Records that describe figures
::::::::::

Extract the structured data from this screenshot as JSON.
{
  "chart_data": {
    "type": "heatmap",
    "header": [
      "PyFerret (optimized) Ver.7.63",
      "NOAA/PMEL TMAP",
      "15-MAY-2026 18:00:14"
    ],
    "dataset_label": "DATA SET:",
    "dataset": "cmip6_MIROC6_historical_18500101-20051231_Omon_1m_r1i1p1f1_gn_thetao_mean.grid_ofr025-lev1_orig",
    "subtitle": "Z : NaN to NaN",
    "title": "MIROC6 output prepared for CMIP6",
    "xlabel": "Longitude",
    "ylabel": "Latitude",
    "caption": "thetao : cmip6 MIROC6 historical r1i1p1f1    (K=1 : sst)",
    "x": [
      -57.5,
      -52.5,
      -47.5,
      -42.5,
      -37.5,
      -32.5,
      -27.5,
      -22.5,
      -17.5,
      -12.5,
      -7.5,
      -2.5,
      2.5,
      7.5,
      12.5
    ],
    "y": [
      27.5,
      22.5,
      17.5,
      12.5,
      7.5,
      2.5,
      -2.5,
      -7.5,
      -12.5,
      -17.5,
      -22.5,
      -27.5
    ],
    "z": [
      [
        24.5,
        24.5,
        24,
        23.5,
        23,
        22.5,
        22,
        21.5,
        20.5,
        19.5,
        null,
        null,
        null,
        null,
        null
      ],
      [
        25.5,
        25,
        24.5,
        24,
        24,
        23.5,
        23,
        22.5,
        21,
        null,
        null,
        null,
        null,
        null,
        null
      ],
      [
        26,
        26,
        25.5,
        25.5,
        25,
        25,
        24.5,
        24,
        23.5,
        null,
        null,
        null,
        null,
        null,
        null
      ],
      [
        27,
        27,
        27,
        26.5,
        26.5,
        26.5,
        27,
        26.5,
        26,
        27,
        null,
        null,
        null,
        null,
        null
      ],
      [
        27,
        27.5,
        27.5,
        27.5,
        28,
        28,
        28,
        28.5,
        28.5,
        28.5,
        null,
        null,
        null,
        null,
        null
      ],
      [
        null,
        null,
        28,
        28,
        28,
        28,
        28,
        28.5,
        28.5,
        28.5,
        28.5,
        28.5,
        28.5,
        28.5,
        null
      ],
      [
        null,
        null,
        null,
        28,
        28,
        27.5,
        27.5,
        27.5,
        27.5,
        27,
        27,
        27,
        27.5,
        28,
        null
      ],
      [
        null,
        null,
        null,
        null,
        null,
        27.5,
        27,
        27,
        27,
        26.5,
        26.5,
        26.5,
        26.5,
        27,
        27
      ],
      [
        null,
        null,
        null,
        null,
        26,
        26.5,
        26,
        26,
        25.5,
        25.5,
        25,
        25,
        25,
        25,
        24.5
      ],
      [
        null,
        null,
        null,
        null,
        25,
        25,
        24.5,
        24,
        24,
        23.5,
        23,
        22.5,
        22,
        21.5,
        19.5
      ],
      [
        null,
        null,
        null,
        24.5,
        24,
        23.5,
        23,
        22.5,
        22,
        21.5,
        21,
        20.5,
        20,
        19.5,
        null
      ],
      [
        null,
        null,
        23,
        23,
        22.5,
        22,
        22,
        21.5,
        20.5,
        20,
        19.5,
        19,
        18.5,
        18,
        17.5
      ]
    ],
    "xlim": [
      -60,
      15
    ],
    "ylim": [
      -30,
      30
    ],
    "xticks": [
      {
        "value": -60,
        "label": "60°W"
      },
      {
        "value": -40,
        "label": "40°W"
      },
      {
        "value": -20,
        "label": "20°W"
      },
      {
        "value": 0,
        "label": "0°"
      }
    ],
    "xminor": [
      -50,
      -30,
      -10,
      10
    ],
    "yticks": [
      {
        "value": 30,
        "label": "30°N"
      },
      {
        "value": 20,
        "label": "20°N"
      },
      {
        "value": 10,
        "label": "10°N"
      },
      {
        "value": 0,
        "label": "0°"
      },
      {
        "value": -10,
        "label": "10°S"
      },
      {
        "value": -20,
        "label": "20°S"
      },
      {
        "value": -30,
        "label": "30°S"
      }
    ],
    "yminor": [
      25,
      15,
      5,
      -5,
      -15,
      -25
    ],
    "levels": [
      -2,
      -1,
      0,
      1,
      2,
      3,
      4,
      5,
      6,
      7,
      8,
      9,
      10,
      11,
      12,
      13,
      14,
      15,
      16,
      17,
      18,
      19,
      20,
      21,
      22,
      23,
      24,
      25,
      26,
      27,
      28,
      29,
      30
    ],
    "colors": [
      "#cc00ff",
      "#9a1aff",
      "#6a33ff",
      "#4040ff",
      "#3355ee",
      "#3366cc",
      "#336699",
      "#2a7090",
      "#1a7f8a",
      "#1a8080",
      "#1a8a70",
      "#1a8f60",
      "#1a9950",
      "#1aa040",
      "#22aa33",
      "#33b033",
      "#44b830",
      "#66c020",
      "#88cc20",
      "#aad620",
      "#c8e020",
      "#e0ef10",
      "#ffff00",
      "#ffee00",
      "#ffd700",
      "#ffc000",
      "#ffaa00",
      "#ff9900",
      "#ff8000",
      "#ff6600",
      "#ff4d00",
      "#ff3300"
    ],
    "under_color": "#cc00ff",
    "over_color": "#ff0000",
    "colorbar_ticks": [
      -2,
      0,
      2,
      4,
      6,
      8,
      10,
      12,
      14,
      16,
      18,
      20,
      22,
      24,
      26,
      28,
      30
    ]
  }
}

::::::::::

| Short exercise |
Copy every line of the records above that contains "value".

| Written response |
        "value": -60,
        "value": -40,
        "value": -20,
        "value": 0,
        "value": 30,
        "value": 20,
        "value": 10,
        "value": 0,
        "value": -10,
        "value": -20,
        "value": -30,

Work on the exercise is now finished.